• **Work to complete**: Here are records with pictures in them. Copy all of them exactly and leave the pictures out.

-- -- --

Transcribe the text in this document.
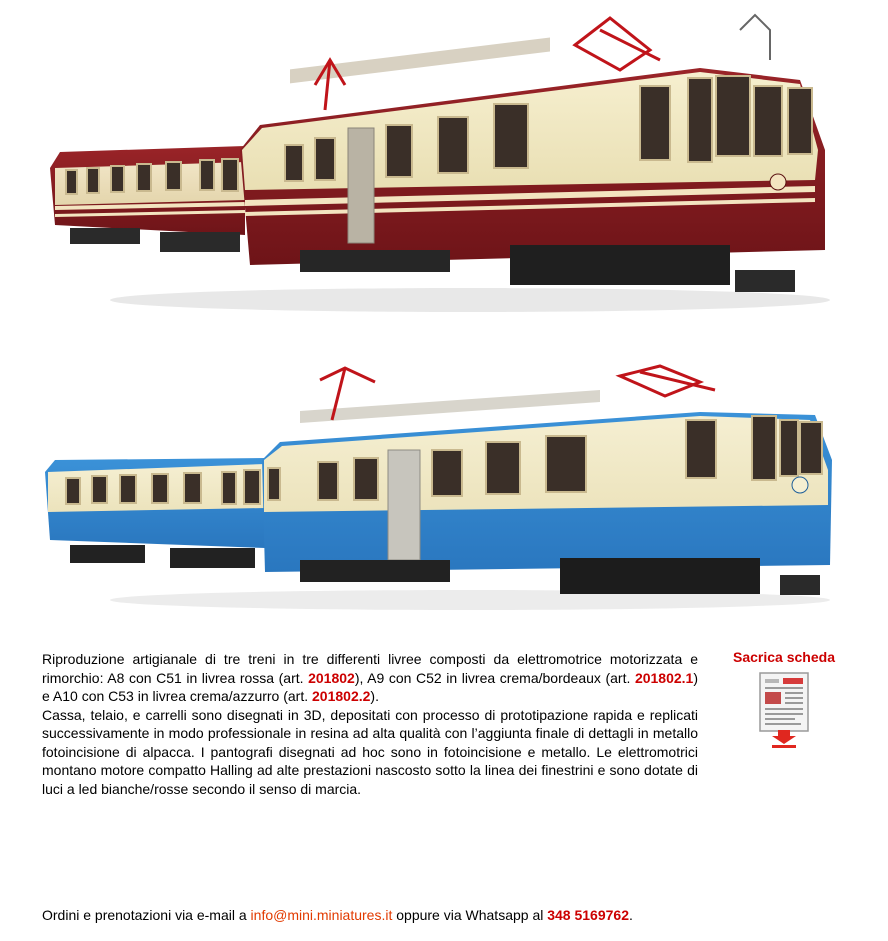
Riproduzione artigianale di tre treni in tre differenti livree composti da elettromotrice motorizzata e rimorchio: A8 con C51 in livrea rossa (art. 201802), A9 con C52 in livrea crema/bordeaux (art. 201802.1) e A10 con C53 in livrea crema/azzurro (art. 201802.2).

Cassa, telaio, e carrelli sono disegnati in 3D, depositati con processo di prototipazione rapida e replicati successivamente in modo professionale in resina ad alta qualità con l’aggiunta finale di dettagli in metallo fotoincisione di alpacca. I pantografi disegnati ad hoc sono in fotoincisione e metallo. Le elettromotrici montano motore compatto Halling ad alte prestazioni nascosto sotto la linea dei finestrini e sono dotate di luci a led bianche/rosse secondo il senso di marcia.

Sacrica scheda
Ordini e prenotazioni via e-mail a info@mini.miniatures.it oppure via Whatsapp al 348 5169762.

-- -- --

• **Final result**:
Transcribe the text in this document.
Riproduzione artigianale di tre treni in tre differenti livree composti da elettromotrice motorizzata e rimorchio: A8 con C51 in livrea rossa (art. 201802), A9 con C52 in livrea crema/bordeaux (art. 201802.1) e A10 con C53 in livrea crema/azzurro (art. 201802.2).

Cassa, telaio, e carrelli sono disegnati in 3D, depositati con processo di prototipazione rapida e replicati successivamente in modo professionale in resina ad alta qualità con l’aggiunta finale di dettagli in metallo fotoincisione di alpacca. I pantografi disegnati ad hoc sono in fotoincisione e metallo. Le elettromotrici montano motore compatto Halling ad alte prestazioni nascosto sotto la linea dei finestrini e sono dotate di luci a led bianche/rosse secondo il senso di marcia.

Sacrica scheda
Ordini e prenotazioni via e-mail a info@mini.miniatures.it oppure via Whatsapp al 348 5169762.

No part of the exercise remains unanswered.